> _Given problem_
For the entries below, how many lines include the word "dans"? Give the figure and nothing more.

···

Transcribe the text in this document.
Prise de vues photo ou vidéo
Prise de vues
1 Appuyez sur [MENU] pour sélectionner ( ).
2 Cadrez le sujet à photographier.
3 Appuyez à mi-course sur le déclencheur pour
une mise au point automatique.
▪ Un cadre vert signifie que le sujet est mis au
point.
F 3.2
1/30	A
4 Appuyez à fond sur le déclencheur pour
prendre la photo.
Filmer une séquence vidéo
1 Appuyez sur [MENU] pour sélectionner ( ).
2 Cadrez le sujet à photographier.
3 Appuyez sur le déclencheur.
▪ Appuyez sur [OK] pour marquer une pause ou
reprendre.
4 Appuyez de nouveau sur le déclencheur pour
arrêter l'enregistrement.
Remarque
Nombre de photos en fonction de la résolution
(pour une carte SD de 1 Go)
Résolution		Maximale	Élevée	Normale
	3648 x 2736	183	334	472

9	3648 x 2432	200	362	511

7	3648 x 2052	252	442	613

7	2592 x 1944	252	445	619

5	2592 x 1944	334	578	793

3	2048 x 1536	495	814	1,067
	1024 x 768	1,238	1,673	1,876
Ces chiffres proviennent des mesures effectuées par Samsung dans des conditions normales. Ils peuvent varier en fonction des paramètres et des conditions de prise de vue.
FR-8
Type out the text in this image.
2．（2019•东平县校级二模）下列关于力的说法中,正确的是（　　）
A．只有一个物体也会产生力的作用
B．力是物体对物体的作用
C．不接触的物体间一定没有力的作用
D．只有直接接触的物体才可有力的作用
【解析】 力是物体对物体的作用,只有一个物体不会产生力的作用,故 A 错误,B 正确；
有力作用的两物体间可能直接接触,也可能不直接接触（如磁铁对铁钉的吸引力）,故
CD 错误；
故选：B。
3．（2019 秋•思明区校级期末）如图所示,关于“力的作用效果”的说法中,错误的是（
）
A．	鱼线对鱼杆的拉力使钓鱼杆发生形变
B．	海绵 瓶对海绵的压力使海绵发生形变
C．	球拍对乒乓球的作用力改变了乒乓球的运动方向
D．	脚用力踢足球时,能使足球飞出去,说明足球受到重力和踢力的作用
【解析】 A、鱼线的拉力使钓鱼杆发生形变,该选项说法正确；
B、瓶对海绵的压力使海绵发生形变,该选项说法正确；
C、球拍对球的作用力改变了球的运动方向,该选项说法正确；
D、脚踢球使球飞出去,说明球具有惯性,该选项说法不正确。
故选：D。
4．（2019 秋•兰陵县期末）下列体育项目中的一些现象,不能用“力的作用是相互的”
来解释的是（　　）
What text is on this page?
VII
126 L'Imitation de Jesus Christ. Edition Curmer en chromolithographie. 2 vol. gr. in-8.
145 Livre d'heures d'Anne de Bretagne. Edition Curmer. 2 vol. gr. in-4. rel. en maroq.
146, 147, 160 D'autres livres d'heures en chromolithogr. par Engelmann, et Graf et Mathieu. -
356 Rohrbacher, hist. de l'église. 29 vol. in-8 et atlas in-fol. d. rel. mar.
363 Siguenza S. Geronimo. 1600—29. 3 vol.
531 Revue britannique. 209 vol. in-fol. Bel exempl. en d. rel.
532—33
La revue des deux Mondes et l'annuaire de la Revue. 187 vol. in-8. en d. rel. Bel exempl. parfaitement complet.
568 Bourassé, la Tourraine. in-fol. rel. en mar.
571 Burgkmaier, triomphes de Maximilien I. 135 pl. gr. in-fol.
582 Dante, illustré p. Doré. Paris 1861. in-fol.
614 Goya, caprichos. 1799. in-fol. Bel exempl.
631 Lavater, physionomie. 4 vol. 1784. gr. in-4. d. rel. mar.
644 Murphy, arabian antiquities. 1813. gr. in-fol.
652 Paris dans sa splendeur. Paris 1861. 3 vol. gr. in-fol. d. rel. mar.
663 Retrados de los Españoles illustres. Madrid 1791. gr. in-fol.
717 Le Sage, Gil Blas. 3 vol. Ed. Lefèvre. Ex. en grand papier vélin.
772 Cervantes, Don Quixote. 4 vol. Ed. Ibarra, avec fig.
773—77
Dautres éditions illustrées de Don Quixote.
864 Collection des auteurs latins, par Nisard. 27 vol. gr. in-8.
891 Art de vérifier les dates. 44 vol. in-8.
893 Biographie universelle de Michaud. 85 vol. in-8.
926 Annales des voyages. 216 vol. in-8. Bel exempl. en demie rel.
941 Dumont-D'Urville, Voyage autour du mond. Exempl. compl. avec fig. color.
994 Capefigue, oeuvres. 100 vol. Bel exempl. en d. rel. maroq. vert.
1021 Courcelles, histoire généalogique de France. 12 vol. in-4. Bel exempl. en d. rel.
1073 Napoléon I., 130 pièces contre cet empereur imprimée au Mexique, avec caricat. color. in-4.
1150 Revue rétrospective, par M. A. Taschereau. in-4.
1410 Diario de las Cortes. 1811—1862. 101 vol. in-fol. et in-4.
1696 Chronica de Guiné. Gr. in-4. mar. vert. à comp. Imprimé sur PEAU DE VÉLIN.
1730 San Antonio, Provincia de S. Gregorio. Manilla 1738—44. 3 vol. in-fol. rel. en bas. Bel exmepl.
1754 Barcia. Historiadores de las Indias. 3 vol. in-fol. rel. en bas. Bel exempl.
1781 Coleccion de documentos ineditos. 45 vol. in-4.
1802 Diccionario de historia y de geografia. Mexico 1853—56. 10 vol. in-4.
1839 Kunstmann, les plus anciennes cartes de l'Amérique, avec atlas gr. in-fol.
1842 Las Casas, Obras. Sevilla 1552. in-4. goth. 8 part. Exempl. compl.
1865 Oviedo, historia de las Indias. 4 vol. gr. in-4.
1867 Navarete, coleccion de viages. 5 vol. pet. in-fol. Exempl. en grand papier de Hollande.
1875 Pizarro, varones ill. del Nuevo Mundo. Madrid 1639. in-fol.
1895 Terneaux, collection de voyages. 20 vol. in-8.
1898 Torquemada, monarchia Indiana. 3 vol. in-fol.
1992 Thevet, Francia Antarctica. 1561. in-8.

···

> _Answer to this exercise_
2